• Aim of the exercise
Using the data beneath, show every line that includes the word "triples".

• Supplied entries
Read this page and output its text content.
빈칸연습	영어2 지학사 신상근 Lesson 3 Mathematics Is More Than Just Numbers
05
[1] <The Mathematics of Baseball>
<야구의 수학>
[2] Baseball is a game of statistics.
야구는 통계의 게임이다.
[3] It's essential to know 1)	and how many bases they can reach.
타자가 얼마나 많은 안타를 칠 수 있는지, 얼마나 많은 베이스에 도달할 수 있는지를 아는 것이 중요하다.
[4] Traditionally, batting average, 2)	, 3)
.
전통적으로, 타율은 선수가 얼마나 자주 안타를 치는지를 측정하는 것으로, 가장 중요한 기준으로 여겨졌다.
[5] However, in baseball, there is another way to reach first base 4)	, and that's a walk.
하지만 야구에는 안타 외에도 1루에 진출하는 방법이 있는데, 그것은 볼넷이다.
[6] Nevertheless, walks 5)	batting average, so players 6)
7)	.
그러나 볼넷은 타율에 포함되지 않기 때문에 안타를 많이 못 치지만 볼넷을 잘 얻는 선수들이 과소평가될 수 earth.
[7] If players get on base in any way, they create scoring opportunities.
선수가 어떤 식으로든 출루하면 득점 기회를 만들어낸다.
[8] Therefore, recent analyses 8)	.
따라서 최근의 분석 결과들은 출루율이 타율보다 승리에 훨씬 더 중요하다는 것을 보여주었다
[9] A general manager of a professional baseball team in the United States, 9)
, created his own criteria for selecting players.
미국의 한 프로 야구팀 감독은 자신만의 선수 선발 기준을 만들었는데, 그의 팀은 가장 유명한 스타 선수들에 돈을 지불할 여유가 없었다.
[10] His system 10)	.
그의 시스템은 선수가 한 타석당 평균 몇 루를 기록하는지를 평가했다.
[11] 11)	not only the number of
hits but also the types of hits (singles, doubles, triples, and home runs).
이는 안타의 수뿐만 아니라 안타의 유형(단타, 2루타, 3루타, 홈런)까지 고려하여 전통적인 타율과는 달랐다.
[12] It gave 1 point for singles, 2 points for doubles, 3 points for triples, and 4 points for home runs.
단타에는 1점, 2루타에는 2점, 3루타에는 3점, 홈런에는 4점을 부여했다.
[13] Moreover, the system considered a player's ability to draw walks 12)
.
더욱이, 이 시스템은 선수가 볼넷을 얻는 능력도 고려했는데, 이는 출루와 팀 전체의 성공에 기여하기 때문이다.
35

• Response to the exercise
hits but also the types of hits (singles, doubles, triples, and home runs).
[12] It gave 1 point for singles, 2 points for doubles, 3 points for triples, and 4 points for home runs.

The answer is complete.